▶ Directive 1:
In the passage on vector floating-point instructions, how many times does a separate FMUL+FADD sequence round?

▶ Quoted passage:
Floating-point vector operations use the same lane notation: .4S (4 × float32) or .2D (2 × float64). The critical instruction is FMLA (Fused Multiply-Add): FMLA Vd.4S, Vn.4S, Vm.4S computes Vd += Vn × Vm with a single rounding — more precise than separate FMUL+FADD (which rounds twice). FMLS is the fused multiply-subtract variant.

The scalar-by-lane form is particularly powerful: FMLA Vd.4S, Vn.4S, Vm.S[i] multiplies all 4 lanes of Vn by a single lane i from Vm, then accumulates into Vd. This is the inner kernel of matrix multiplication — broadcast one weight across all output elements.

Widening, Narrowing & Long Ops

Widening operations prevent overflow by doubling the lane width of the result:

UADDL/SADDL — Unsigned/Signed Add Long: 8B→8H, 4H→4S, 2S→2D
UADDW/SADDW — Wide Add: adds a narrow vector to a wide vector (8H + 8B → 8H)
ADDHN — Add and Narrow to High half: adds two wide vectors and stores the upper half of each result
UADDLV — Long Add across all lanes: accumulates all lanes into a single scalar with widened precision

These are essential for image processing: when summing 8-bit pixel values across a kernel window, intermediate results easily exceed 255. Using UADDL to widen to 16-bit prevents overflow without requiring pre-conversion of the entire image.

▶ Listing:
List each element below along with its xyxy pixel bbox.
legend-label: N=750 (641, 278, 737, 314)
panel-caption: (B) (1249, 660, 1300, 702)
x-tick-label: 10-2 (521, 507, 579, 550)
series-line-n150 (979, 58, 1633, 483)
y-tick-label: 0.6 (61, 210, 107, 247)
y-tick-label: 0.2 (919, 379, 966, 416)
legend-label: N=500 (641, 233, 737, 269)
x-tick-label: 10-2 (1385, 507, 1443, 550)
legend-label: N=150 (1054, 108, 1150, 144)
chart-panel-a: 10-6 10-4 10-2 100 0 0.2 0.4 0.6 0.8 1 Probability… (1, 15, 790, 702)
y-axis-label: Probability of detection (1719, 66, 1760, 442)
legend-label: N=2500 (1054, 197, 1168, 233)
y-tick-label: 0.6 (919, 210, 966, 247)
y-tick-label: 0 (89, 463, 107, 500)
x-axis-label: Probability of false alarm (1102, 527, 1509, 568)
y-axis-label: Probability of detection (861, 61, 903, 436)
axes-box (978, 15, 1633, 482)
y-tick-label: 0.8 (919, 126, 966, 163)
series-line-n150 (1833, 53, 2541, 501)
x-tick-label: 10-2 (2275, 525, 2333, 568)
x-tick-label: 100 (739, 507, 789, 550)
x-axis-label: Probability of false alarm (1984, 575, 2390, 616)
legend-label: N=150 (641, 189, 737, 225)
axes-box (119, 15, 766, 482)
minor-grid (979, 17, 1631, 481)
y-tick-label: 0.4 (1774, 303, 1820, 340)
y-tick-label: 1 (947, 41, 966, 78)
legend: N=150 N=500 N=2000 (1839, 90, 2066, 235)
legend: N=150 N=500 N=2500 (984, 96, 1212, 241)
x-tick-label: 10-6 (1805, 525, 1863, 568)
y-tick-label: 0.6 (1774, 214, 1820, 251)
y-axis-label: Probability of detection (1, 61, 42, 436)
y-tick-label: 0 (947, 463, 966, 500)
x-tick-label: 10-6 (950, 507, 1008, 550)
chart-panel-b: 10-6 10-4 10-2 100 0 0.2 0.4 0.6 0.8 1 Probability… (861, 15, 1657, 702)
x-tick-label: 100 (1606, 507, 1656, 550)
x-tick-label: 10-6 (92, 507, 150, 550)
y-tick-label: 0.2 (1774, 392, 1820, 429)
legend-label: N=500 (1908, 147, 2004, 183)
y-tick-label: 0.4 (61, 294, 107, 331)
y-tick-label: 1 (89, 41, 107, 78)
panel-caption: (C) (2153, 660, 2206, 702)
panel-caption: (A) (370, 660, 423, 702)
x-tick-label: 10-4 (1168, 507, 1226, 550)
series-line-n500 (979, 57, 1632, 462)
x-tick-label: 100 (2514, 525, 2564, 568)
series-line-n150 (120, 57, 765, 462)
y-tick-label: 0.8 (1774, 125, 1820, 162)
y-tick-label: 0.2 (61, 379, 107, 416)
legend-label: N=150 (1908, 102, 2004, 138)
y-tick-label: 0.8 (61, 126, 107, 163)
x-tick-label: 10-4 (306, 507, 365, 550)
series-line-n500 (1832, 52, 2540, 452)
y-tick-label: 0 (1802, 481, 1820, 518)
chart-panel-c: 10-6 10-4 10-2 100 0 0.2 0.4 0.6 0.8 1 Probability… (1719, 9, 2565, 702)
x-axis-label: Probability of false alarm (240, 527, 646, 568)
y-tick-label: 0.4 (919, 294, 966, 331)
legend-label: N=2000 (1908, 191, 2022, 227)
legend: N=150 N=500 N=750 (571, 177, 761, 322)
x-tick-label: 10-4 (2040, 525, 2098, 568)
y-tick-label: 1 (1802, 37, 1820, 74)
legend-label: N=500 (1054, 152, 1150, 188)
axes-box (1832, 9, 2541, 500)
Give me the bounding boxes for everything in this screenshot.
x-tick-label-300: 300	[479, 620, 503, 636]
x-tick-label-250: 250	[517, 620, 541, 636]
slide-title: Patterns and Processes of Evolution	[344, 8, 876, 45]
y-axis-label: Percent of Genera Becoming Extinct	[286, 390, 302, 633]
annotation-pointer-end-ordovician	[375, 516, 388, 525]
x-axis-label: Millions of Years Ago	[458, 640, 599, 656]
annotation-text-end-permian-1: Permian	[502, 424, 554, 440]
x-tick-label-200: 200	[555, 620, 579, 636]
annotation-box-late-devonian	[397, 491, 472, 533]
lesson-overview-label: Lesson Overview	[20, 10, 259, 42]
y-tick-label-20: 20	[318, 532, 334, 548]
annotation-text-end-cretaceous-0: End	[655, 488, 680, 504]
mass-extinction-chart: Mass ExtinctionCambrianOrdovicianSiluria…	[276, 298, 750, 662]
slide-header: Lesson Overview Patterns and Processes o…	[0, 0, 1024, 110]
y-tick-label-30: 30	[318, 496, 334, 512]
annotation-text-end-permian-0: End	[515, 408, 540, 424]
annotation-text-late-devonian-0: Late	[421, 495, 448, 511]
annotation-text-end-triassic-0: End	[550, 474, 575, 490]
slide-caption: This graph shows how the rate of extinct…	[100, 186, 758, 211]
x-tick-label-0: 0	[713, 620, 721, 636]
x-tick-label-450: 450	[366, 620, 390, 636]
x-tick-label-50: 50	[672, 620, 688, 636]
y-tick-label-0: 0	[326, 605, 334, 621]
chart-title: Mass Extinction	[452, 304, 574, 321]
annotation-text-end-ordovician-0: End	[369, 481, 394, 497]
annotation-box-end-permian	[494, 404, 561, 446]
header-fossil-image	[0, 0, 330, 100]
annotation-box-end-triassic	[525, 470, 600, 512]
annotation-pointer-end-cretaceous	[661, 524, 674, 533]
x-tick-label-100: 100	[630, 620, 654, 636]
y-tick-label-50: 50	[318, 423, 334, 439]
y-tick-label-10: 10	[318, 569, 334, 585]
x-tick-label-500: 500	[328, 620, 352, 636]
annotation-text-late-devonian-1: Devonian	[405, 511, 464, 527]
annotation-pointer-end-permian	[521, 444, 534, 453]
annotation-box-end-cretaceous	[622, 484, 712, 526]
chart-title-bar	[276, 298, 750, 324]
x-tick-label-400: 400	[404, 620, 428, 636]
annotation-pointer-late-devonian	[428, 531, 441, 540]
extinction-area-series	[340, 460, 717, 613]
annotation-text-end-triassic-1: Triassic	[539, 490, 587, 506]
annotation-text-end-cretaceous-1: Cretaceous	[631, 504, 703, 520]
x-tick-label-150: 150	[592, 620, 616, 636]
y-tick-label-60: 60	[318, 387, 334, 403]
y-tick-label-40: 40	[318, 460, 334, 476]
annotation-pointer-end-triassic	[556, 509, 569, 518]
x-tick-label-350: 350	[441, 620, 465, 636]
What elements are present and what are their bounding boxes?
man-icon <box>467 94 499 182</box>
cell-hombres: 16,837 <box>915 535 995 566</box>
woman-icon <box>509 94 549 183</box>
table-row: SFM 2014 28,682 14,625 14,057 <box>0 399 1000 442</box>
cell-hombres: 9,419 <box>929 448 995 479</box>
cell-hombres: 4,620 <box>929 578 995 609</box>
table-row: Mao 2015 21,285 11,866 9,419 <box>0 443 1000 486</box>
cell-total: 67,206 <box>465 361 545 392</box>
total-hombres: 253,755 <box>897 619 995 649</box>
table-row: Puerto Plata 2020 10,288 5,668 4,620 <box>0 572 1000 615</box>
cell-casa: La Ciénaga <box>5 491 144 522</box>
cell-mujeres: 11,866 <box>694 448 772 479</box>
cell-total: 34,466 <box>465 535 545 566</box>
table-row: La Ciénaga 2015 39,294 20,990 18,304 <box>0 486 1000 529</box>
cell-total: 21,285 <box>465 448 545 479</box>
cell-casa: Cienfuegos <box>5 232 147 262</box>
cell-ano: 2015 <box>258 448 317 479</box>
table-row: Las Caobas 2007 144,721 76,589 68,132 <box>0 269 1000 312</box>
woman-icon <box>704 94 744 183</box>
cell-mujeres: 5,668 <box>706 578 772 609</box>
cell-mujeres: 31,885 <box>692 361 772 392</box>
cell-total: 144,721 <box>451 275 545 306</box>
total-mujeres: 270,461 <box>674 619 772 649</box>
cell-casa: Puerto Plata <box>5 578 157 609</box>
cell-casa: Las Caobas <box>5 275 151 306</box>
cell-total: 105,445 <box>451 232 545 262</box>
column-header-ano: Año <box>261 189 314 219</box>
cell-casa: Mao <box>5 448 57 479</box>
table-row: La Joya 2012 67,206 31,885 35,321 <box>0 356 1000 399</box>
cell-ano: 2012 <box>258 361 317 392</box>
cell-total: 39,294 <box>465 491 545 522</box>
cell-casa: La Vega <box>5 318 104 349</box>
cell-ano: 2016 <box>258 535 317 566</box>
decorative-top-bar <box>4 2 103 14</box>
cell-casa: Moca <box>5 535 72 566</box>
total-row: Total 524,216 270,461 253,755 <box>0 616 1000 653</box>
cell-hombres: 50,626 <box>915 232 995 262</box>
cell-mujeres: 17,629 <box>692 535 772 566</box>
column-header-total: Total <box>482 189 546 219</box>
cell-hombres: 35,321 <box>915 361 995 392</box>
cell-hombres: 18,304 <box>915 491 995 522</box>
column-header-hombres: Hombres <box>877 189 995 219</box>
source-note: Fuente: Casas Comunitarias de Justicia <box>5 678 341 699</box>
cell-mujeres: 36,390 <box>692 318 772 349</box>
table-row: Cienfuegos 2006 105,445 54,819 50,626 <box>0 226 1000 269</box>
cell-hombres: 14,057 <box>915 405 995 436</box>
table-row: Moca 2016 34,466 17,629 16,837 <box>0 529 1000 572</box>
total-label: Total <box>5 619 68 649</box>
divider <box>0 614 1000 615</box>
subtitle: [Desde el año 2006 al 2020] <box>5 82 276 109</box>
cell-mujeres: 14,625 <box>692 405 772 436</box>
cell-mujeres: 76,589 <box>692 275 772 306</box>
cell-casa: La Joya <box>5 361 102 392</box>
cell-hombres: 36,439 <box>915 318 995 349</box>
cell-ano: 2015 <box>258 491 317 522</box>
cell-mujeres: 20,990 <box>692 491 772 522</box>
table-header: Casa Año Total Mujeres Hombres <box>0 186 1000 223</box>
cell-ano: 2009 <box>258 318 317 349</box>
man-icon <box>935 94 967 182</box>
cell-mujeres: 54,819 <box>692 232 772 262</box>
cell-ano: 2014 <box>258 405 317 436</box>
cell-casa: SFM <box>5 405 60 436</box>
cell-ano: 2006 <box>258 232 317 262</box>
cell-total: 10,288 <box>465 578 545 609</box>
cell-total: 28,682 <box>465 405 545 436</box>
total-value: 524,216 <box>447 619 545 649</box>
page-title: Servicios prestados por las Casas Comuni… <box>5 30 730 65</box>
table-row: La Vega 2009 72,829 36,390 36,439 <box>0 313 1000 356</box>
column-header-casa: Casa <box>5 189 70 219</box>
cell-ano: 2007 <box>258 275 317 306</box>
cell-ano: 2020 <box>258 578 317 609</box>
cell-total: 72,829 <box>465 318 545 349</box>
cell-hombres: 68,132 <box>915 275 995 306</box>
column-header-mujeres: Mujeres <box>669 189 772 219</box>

▶ Directive 2:
Convert the rows, everything from the first row of Block 1 down to the row containing "y-tick-label: 0.4 (1774, 303, 1820, 340)", into a JSON list of strings with one string per row, both ends included.

▶ Correct response 1:
Twice.

▶ Correct response 2:
[
  "List each element below along with its xyxy pixel bbox.",
  "legend-label: N=750 (641, 278, 737, 314)",
  "panel-caption: (B) (1249, 660, 1300, 702)",
  "x-tick-label: 10-2 (521, 507, 579, 550)",
  "series-line-n150 (979, 58, 1633, 483)",
  "y-tick-label: 0.6 (61, 210, 107, 247)",
  "y-tick-label: 0.2 (919, 379, 966, 416)",
  "legend-label: N=500 (641, 233, 737, 269)",
  "x-tick-label: 10-2 (1385, 507, 1443, 550)",
  "legend-label: N=150 (1054, 108, 1150, 144)",
  "chart-panel-a: 10-6 10-4 10-2 100 0 0.2 0.4 0.6 0.8 1 Probability… (1, 15, 790, 702)",
  "y-axis-label: Probability of detection (1719, 66, 1760, 442)",
  "legend-label: N=2500 (1054, 197, 1168, 233)",
  "y-tick-label: 0.6 (919, 210, 966, 247)",
  "y-tick-label: 0 (89, 463, 107, 500)",
  "x-axis-label: Probability of false alarm (1102, 527, 1509, 568)",
  "y-axis-label: Probability of detection (861, 61, 903, 436)",
  "axes-box (978, 15, 1633, 482)",
  "y-tick-label: 0.8 (919, 126, 966, 163)",
  "series-line-n150 (1833, 53, 2541, 501)",
  "x-tick-label: 10-2 (2275, 525, 2333, 568)",
  "x-tick-label: 100 (739, 507, 789, 550)",
  "x-axis-label: Probability of false alarm (1984, 575, 2390, 616)",
  "legend-label: N=150 (641, 189, 737, 225)",
  "axes-box (119, 15, 766, 482)",
  "minor-grid (979, 17, 1631, 481)",
  "y-tick-label: 0.4 (1774, 303, 1820, 340)"
]